## START DATASET RECORDS

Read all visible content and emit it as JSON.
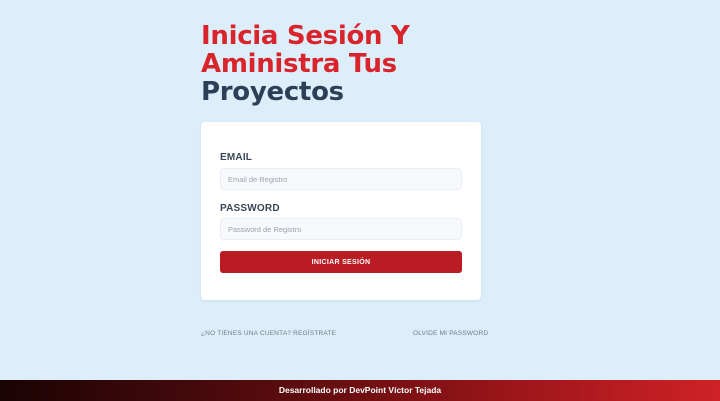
{
  "heading": {
    "line1": "Inicia Sesión Y",
    "line2": "Aministra Tus",
    "line3": "Proyectos"
  },
  "form": {
    "email_label": "EMAIL",
    "email_placeholder": "Email de Registro",
    "password_label": "PASSWORD",
    "password_placeholder": "Password de Registro",
    "submit_label": "INICIAR SESIÓN"
  },
  "links": {
    "register": "¿No tienes una cuenta? Regístrate",
    "forgot": "Olvide Mi Password"
  },
  "footer": {
    "text": "Desarrollado por DevPoint Víctor Tejada"
  },
  "colors": {
    "background": "#ddeefb",
    "accent_red": "#d8242a",
    "button_red": "#b91c22",
    "heading_dark": "#2d3f57"
  }
}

## END DATASET RECORDS

Keep the pictures out of the copy and write out the data exactly as it stands.

> [FINAL RESULT]
Read all visible content and emit it as JSON.
{
  "heading": {
    "line1": "Inicia Sesión Y",
    "line2": "Aministra Tus",
    "line3": "Proyectos"
  },
  "form": {
    "email_label": "EMAIL",
    "email_placeholder": "Email de Registro",
    "password_label": "PASSWORD",
    "password_placeholder": "Password de Registro",
    "submit_label": "INICIAR SESIÓN"
  },
  "links": {
    "register": "¿No tienes una cuenta? Regístrate",
    "forgot": "Olvide Mi Password"
  },
  "footer": {
    "text": "Desarrollado por DevPoint Víctor Tejada"
  },
  "colors": {
    "background": "#ddeefb",
    "accent_red": "#d8242a",
    "button_red": "#b91c22",
    "heading_dark": "#2d3f57"
  }
}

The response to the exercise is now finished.